Extracted data entries:
★ ★ ★

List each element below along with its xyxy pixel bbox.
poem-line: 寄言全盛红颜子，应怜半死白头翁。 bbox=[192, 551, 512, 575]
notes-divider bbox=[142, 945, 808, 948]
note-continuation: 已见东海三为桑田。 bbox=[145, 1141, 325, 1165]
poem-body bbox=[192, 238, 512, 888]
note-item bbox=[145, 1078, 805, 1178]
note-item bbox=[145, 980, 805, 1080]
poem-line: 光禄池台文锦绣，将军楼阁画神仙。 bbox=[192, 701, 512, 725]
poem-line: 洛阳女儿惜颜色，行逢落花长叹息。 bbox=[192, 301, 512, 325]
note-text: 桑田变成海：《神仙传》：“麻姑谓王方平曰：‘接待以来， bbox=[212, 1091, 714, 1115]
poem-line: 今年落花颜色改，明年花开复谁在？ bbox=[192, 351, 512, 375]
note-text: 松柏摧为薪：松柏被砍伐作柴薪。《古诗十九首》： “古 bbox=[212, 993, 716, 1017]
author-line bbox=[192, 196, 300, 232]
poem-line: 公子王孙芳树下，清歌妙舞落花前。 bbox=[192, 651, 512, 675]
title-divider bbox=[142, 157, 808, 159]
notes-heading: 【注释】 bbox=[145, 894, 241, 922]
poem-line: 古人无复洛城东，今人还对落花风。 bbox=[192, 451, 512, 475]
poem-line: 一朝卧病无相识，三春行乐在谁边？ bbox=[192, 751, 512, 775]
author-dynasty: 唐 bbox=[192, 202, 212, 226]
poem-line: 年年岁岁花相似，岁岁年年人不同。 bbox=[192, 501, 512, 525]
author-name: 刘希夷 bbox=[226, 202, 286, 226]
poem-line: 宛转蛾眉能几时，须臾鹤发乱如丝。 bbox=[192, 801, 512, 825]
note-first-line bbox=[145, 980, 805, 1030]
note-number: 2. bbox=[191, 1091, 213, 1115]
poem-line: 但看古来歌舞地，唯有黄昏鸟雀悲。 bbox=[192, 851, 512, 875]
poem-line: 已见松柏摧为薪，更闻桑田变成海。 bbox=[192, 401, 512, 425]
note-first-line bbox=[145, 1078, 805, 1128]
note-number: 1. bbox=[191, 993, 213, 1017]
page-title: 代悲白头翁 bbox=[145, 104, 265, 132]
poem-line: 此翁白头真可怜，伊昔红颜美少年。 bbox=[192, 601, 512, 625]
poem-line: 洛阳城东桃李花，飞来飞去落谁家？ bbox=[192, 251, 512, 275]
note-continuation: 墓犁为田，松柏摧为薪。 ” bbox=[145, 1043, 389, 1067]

★ ★ ★

- _EXERCISE PROMPT_
Retype every line of the data above without changing anything.

- _ANSWER_
List each element below along with its xyxy pixel bbox.
poem-line: 寄言全盛红颜子，应怜半死白头翁。 bbox=[192, 551, 512, 575]
notes-divider bbox=[142, 945, 808, 948]
note-continuation: 已见东海三为桑田。 bbox=[145, 1141, 325, 1165]
poem-body bbox=[192, 238, 512, 888]
note-item bbox=[145, 1078, 805, 1178]
note-item bbox=[145, 980, 805, 1080]
poem-line: 光禄池台文锦绣，将军楼阁画神仙。 bbox=[192, 701, 512, 725]
poem-line: 洛阳女儿惜颜色，行逢落花长叹息。 bbox=[192, 301, 512, 325]
note-text: 桑田变成海：《神仙传》：“麻姑谓王方平曰：‘接待以来， bbox=[212, 1091, 714, 1115]
poem-line: 今年落花颜色改，明年花开复谁在？ bbox=[192, 351, 512, 375]
note-text: 松柏摧为薪：松柏被砍伐作柴薪。《古诗十九首》： “古 bbox=[212, 993, 716, 1017]
author-line bbox=[192, 196, 300, 232]
poem-line: 公子王孙芳树下，清歌妙舞落花前。 bbox=[192, 651, 512, 675]
title-divider bbox=[142, 157, 808, 159]
notes-heading: 【注释】 bbox=[145, 894, 241, 922]
poem-line: 古人无复洛城东，今人还对落花风。 bbox=[192, 451, 512, 475]
poem-line: 一朝卧病无相识，三春行乐在谁边？ bbox=[192, 751, 512, 775]
author-dynasty: 唐 bbox=[192, 202, 212, 226]
poem-line: 年年岁岁花相似，岁岁年年人不同。 bbox=[192, 501, 512, 525]
author-name: 刘希夷 bbox=[226, 202, 286, 226]
poem-line: 宛转蛾眉能几时，须臾鹤发乱如丝。 bbox=[192, 801, 512, 825]
note-first-line bbox=[145, 980, 805, 1030]
note-number: 2. bbox=[191, 1091, 213, 1115]
poem-line: 但看古来歌舞地，唯有黄昏鸟雀悲。 bbox=[192, 851, 512, 875]
poem-line: 已见松柏摧为薪，更闻桑田变成海。 bbox=[192, 401, 512, 425]
note-first-line bbox=[145, 1078, 805, 1128]
note-number: 1. bbox=[191, 993, 213, 1017]
page-title: 代悲白头翁 bbox=[145, 104, 265, 132]
poem-line: 此翁白头真可怜，伊昔红颜美少年。 bbox=[192, 601, 512, 625]
poem-line: 洛阳城东桃李花，飞来飞去落谁家？ bbox=[192, 251, 512, 275]
note-continuation: 墓犁为田，松柏摧为薪。 ” bbox=[145, 1043, 389, 1067]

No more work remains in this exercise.